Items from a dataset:
----
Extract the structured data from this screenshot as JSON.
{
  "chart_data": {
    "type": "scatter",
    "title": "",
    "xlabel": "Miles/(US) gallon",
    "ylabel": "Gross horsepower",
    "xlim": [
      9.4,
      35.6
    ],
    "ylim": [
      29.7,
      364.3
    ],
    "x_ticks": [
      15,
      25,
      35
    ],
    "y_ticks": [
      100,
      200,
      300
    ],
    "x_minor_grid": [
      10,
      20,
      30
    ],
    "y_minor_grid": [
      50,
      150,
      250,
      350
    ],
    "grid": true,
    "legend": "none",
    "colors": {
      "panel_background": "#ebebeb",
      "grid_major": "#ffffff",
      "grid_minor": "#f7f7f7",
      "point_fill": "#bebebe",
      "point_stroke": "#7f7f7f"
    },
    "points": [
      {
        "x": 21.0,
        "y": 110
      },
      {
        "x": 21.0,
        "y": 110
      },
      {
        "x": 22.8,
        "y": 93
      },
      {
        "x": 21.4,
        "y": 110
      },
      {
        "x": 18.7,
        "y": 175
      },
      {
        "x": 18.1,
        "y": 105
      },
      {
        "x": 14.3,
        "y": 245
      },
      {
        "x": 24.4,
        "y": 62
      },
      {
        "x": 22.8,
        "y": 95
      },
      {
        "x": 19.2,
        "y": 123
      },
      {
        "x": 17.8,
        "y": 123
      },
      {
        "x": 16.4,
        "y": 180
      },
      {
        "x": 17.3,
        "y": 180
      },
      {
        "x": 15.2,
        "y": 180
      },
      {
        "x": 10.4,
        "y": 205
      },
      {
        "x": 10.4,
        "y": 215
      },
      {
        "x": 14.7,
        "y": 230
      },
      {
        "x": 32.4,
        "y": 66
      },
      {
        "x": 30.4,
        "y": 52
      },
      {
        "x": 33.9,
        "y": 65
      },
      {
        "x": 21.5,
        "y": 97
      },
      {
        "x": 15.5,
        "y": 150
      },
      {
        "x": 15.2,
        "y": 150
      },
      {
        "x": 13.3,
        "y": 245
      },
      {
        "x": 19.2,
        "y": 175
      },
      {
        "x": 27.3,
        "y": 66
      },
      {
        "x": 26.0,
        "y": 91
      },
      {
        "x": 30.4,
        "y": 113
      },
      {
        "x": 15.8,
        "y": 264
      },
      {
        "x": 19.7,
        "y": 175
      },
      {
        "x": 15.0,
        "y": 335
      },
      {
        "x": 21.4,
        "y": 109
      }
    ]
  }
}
----
Requirements: Every line of the records above needs to be given again exactly.

Exercise result:
Extract the structured data from this screenshot as JSON.
{
  "chart_data": {
    "type": "scatter",
    "title": "",
    "xlabel": "Miles/(US) gallon",
    "ylabel": "Gross horsepower",
    "xlim": [
      9.4,
      35.6
    ],
    "ylim": [
      29.7,
      364.3
    ],
    "x_ticks": [
      15,
      25,
      35
    ],
    "y_ticks": [
      100,
      200,
      300
    ],
    "x_minor_grid": [
      10,
      20,
      30
    ],
    "y_minor_grid": [
      50,
      150,
      250,
      350
    ],
    "grid": true,
    "legend": "none",
    "colors": {
      "panel_background": "#ebebeb",
      "grid_major": "#ffffff",
      "grid_minor": "#f7f7f7",
      "point_fill": "#bebebe",
      "point_stroke": "#7f7f7f"
    },
    "points": [
      {
        "x": 21.0,
        "y": 110
      },
      {
        "x": 21.0,
        "y": 110
      },
      {
        "x": 22.8,
        "y": 93
      },
      {
        "x": 21.4,
        "y": 110
      },
      {
        "x": 18.7,
        "y": 175
      },
      {
        "x": 18.1,
        "y": 105
      },
      {
        "x": 14.3,
        "y": 245
      },
      {
        "x": 24.4,
        "y": 62
      },
      {
        "x": 22.8,
        "y": 95
      },
      {
        "x": 19.2,
        "y": 123
      },
      {
        "x": 17.8,
        "y": 123
      },
      {
        "x": 16.4,
        "y": 180
      },
      {
        "x": 17.3,
        "y": 180
      },
      {
        "x": 15.2,
        "y": 180
      },
      {
        "x": 10.4,
        "y": 205
      },
      {
        "x": 10.4,
        "y": 215
      },
      {
        "x": 14.7,
        "y": 230
      },
      {
        "x": 32.4,
        "y": 66
      },
      {
        "x": 30.4,
        "y": 52
      },
      {
        "x": 33.9,
        "y": 65
      },
      {
        "x": 21.5,
        "y": 97
      },
      {
        "x": 15.5,
        "y": 150
      },
      {
        "x": 15.2,
        "y": 150
      },
      {
        "x": 13.3,
        "y": 245
      },
      {
        "x": 19.2,
        "y": 175
      },
      {
        "x": 27.3,
        "y": 66
      },
      {
        "x": 26.0,
        "y": 91
      },
      {
        "x": 30.4,
        "y": 113
      },
      {
        "x": 15.8,
        "y": 264
      },
      {
        "x": 19.7,
        "y": 175
      },
      {
        "x": 15.0,
        "y": 335
      },
      {
        "x": 21.4,
        "y": 109
      }
    ]
  }
}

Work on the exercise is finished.